======== PASSAGE PROVIDED ========

Keep in mind you don't actually want a 300V system. 300V is your absolute peak voltage per the rules. You'll want some headroom in there. 

Are y'all a first year team overall, or just first year electric? 300kg is really heavy unless that includes driver...Even then, that's heavy.

A few teams have used salvage motors from a Tahoe Hybrid transmission, which has two Remy HVH 250's in it. Rinehart makes a suitable controller. 

You might look at buying a Zero motorcycle setup or maybe even whole used bike, as well.


----------



## brian_ (Feb 7, 2017)

coleasterling said:


> A few teams have used salvage motors from a Tahoe Hybrid transmission, which has two Remy HVH 250's in it. Rinehart makes a suitable controller.


A salvaged motor makes sense to me, especially for a low budget. Availability of a matching and usable (outside of the original car) controller is important, so that's great tip. I assume Rinehart offers this controller because the HVH 250 is available to other buyers (not just the auto manufacturers), unlike most production EV and hybrid motors.

Using the HVH motor without the Two-Mode Hybrid transmission case means making a housing for it... maybe a good project challenge.


----------



## MrZion (May 4, 2016)

coleasterling said:


> Keep in mind you don't actually want a 300V system. 300V is your absolute peak voltage per the rules. You'll want some headroom in there.
> 
> Are y'all a first year team overall, or just first year electric? 300kg is really heavy unless that includes driver...Even then, that's heavy.
> 
> ...


Yea we are a first year team! And on the note about weight, I recorded 18 school spec's given and there all within the 250kg - 300kg range (roughly), what school did you compete with?

And Nice that Remy motor is quite impressive! did you guys use that combination?

Yea, I called Zero to see if they would sell there motor/controller separately and what not but just got a flat no.


----------



## coleasterling (Feb 29, 2012)

Where'd you get the weight information? The program event guide often lists weight with driver if that's your source. I'm not saying go crazy trying to optimize, but you should be shooting for under 230kg. That said, as a first year team, your priority should be to pass tech and compete in all events. At Lincoln, that will get you a top 5 finish. Keep it as simple as it can possibly be.

======== DATA SECTION ========

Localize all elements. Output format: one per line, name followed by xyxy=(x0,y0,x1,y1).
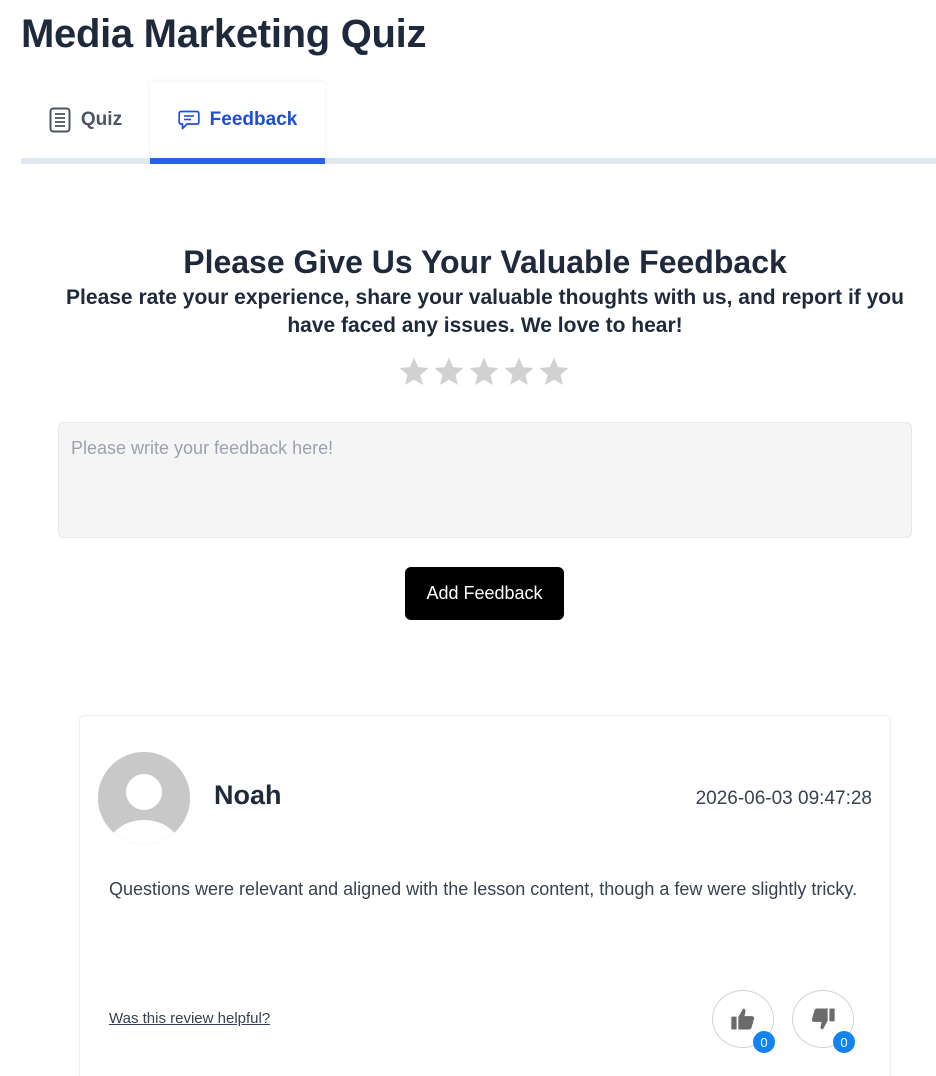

========

▸ **OBJECTIVE**
Extend the forum thread about a first-year team's electric car build, beginning right after its last sentence.

▸ **RESPONSE BELOW**
The Remy is a good motor, but heavy. GFR ran it in one of their first e-cars. As far as Zero goes, a full bike isn't a bad way to go. There's a 2015 Zero DS ZF12.5 in Austin, TX for $7500 for example. Compared to other systems, that's not bad. The Rinehart for the Remy is something like $4500 alone and then you've got to find and buy the motor. 

Thaaat said, and I might be ridiculed some for it, but I would even go as far as using a brushed system for a first year team. Series wound golf cart motors are plentiful, cheap, there are tons of controller options, and they can be over-volted quite a bit. Less wiring, less tuning, easier setup, waaay cheap. 

I was on Texas A&M's Hybrid team in '11 on the motor team, then our FSAE team in '12.


----------



## brian_ (Feb 7, 2017)

coleasterling said:


> Thaaat said, and I might be ridiculed some for it, but I would even go as far as using a brushed system for a first year team. Series wound golf cart motors are plentiful, cheap, there are tons of controller options, and they can be over-volted quite a bit. Less wiring, less tuning, easier setup, waaay cheap.


I see the logic there - there are many aspects to a car, and no team creates sophisticated solutions for all of them from scratch in a single year; you could put together a suitable chassis which packages the electric powertrain components first, then upgrade various components in subsequent years. A challenge with this approach is the interdependence of all components: a low-voltage battery feeding a DC controller for a brushed motor means that none of the parts are usable as-is in system using modern technology (higher voltage AC). The motor's physical format determines mounting options, and its operating speed range determines gearing (and gearing ratio determines mechanical drive options). Of course if you shoot for just under 300 volts even with a brushed DC motor, the battery would be compatible with a different controller and motor later; you could leave a big space for the motor, and connect it to the final drive with a two-stage chain drive, for motor (size and speed) flexibility.

As with any design exercise, the first step should be to establish goals and requirements, then chose a solution to address those. Is the point to learn about advanced electric drive systems, or to make a quick car, or what?


----------



## coleasterling (Feb 29, 2012)

brian_ said:


> A challenge with this approach is the interdependence of all components: a low-voltage battery feeding a DC controller for a brushed motor means that none of the parts are usable as-is in system using modern technology (higher voltage AC). The motor's physical format determines mounting options, and its operating speed range determines gearing (and gearing ratio determines mechanical drive options). Of course if you shoot for just under 300 volts even with a brushed DC motor, the battery would be compatible with a different controller and motor later; you could leave a big space for the motor, and connect it to the final drive with a two-stage chain drive, for motor (size and speed) flexibility.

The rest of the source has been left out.